Stated task 1. In the forum post on slow Elasticsearch writes from Spark, why does the poster set the refresh interval to -1 and replications to '0'? Answer in one to three sentences.
Stated task 2. From the forum post on slow Elasticsearch writes from Spark, reproduce the passage starting with "Here are the" and going on through "for better writing.", substituting "cores" for "processors".
Stated task 3. Summarize the forum post on slow Elasticsearch writes from Spark in two sentences.

Text extract.
++++++++

Seeing low # of writes to elasticsearch using spark java.
Here are the Configurations
using 13.xlarge machines for ES cluster
4 instances each have 4 processors.
Set refresh interval to -1 and replications to '0' and other basic
configurations required for better writing.
Spark :
2 node EMR cluster with
2 Core instances
- 8 vCPU, 16 GiB memory, EBS only storage
- EBS Storage:1000 GiB
1 Master node
- 1 vCPU, 3.8 GiB memory, 410 SSD GB storage
ES has 16 shards defined in mapping
having below config when running job,
executor-memory - 8g
spark.executor.instances=2
spark.executor.cores=4
and using
es.batch.size.bytes - 6MB
es.batch.size.entries - 10000
es.batch.write.refresh - false
with this configuration, I try to load 1Million documents (each document has a size of 1300 Bytes) , so it does the load at 500 records/docs per ES nodes.
and in the spark log am seeing each task
-1116 bytes result sent to driver
Spark Code under main method
SparkConf conf = new SparkConf().setAppName("SparkES Application");
conf.set("es.nodes","");
conf.set("es.batch.size.bytes","6mb");
conf.set("es.batch.size.entries","10000");
conf.set("es.batch.concurrent.request","4"); conf.set("es.batch.write.refresh","false"); conf.set("spark.kryoserializer.buffer","24");
JavaSparkContext jsc = new JavaSparkContext(conf);
loadSNindex(jsc);
//end of main
public static void loadSNindex(JavaSparkContext jsc){
JavaRDD javaRDD = jsc.textFile("S3 PATH");
JavaEsSpark.saveJsonToEs(javaRDD,"Index name");
}
am i getting one connection from driver instead of one for each executor. how do i validate it?
Also when I look at the In-Network graph in ES cluster it is very low, and I see EMR is not sending huge data over a network. Is there a way I can tell Spark to send a right number of data to make write faster?
OR
Is there any other config that I am missing to tweak. Cause I see 500docs per sec per es instance is lower. Can someone please guide what am missing with this settings to improve my es write performance
Thanks in advance

++++++++

(A block of data)
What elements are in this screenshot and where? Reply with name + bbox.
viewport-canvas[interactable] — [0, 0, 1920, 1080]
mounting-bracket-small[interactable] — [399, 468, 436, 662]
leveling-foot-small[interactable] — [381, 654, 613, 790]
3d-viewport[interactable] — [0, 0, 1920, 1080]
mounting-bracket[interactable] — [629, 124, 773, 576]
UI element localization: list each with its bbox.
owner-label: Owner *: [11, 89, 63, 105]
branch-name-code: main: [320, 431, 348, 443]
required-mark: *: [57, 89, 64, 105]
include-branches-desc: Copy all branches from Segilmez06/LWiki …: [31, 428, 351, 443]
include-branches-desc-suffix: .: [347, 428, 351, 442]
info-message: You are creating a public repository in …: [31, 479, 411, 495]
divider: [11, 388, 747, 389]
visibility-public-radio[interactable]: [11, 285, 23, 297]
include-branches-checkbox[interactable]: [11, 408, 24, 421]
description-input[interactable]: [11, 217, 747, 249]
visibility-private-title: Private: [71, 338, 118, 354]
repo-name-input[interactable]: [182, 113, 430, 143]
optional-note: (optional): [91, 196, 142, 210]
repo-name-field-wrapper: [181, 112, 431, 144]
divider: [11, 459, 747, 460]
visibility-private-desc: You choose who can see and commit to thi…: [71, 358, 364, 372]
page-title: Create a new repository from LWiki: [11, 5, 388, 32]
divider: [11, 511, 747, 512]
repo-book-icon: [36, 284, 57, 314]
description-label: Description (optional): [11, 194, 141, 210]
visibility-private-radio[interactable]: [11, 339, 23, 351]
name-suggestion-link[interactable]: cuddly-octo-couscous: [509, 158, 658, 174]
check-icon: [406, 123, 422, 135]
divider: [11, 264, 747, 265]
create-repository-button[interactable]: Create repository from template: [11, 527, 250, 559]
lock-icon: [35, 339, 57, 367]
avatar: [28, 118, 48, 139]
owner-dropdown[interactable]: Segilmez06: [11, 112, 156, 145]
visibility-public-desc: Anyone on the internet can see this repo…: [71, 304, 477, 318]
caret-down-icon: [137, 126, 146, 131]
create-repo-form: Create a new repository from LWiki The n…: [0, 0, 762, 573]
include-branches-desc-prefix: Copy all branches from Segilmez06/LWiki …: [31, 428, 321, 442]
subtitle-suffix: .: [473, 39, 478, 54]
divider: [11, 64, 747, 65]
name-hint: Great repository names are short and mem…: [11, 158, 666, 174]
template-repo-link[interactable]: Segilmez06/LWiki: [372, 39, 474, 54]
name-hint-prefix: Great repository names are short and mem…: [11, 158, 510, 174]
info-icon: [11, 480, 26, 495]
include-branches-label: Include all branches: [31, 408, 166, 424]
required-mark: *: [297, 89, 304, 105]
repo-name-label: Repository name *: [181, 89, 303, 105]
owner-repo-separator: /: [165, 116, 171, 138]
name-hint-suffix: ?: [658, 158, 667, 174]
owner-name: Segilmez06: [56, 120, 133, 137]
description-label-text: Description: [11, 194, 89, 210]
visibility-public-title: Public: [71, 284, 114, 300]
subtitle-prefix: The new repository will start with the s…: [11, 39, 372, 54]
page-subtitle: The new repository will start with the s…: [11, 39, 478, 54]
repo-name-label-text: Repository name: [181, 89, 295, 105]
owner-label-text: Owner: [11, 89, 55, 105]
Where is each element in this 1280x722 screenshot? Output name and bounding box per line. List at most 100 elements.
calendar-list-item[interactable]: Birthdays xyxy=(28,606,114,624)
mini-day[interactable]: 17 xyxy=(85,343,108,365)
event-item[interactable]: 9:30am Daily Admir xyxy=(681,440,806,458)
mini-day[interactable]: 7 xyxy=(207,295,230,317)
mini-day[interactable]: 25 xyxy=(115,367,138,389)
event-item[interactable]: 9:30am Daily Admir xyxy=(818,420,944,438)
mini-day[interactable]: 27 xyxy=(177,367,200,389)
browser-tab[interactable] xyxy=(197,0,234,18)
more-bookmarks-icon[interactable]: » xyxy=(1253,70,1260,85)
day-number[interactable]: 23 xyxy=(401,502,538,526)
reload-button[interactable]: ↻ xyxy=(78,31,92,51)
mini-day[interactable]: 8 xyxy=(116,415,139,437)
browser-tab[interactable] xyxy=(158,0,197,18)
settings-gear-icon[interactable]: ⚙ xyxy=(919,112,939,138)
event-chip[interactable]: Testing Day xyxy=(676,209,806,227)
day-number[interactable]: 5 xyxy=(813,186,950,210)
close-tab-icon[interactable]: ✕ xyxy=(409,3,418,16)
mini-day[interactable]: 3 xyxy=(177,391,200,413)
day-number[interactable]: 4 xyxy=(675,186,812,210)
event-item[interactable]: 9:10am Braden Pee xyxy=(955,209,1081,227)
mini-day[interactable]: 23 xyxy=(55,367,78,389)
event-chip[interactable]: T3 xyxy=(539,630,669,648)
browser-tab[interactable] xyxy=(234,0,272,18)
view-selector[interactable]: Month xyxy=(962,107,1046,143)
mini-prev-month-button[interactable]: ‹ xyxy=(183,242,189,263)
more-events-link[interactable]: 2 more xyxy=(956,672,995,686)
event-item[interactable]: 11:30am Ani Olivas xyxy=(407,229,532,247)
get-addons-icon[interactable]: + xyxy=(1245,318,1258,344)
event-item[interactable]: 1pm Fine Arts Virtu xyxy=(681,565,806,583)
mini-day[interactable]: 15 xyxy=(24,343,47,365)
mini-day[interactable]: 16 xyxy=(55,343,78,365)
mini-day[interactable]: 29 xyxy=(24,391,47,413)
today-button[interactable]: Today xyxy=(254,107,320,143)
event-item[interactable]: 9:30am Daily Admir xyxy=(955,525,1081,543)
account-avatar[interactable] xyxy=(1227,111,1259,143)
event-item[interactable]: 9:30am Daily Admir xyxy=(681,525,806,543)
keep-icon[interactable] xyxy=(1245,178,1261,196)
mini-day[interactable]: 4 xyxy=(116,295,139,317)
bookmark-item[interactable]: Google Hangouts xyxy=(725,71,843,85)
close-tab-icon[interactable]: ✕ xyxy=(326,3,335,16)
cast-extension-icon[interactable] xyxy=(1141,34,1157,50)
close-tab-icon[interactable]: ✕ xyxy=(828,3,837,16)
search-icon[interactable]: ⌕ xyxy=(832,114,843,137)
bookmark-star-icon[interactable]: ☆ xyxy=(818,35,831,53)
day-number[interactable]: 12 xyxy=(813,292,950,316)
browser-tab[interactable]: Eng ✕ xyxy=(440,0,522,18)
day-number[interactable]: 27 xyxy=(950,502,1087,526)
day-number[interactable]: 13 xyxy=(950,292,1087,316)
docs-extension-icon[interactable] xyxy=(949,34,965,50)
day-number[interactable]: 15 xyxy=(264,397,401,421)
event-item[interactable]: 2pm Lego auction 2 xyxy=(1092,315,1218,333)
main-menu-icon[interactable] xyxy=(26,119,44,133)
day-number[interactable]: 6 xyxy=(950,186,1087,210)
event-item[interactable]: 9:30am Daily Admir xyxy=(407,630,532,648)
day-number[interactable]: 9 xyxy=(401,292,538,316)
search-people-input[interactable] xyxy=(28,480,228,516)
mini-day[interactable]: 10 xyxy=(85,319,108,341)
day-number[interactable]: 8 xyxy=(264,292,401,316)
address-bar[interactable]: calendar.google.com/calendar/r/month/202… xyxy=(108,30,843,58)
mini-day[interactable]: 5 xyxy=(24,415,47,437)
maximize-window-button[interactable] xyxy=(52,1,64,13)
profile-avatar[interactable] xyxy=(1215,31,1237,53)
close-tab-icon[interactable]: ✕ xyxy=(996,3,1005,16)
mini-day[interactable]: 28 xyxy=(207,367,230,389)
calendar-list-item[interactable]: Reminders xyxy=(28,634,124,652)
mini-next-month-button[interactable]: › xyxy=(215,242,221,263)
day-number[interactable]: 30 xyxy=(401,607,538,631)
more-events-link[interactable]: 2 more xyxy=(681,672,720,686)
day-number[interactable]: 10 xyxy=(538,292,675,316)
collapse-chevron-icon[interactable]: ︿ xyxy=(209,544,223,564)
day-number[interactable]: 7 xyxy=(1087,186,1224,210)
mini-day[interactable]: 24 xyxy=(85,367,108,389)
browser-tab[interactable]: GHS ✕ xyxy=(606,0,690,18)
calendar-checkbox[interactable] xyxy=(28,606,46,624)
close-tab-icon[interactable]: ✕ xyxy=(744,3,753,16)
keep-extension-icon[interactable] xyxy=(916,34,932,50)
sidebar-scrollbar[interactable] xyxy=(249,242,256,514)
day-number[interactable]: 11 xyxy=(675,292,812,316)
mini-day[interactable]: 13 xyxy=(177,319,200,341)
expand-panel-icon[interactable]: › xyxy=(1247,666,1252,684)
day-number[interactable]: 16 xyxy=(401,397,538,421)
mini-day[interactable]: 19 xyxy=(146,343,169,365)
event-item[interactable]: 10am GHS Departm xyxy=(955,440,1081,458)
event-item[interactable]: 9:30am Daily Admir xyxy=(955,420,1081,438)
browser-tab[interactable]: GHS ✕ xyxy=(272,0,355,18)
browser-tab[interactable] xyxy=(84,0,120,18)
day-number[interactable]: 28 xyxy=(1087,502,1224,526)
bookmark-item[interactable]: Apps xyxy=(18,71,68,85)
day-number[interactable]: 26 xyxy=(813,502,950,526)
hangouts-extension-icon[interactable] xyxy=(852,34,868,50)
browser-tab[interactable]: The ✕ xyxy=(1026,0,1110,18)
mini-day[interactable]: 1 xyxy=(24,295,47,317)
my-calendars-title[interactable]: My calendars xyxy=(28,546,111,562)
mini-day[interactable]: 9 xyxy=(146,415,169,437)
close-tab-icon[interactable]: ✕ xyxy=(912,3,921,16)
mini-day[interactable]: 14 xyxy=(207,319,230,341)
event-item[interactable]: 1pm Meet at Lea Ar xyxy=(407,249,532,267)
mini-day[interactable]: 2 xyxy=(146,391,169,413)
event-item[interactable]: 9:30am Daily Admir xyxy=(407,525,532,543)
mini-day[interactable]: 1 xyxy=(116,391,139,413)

++++++++

Task response 1. The poster set the refresh interval to -1 and replications to '0', along with other basic configurations, because these are the configurations required for better writing.

Task response 2.
Here are the Configurations
using 13.xlarge machines for ES cluster
4 instances each have 4 cores.
Set refresh interval to -1 and replications to '0' and other basic
configurations required for better writing.

Task response 3. Using a Java Spark job on a two-core-node EMR cluster, the poster loads one million documents of 1300 bytes each into a four-instance Elasticsearch cluster with 16 shards, refresh and replication disabled, and batch limits of 6 MB and 10,000 entries. Because the load runs at only about 500 documents per second per Elasticsearch node and network traffic appears low, the poster asks whether only one connection comes from the driver, how to check that, and what settings might improve write performance.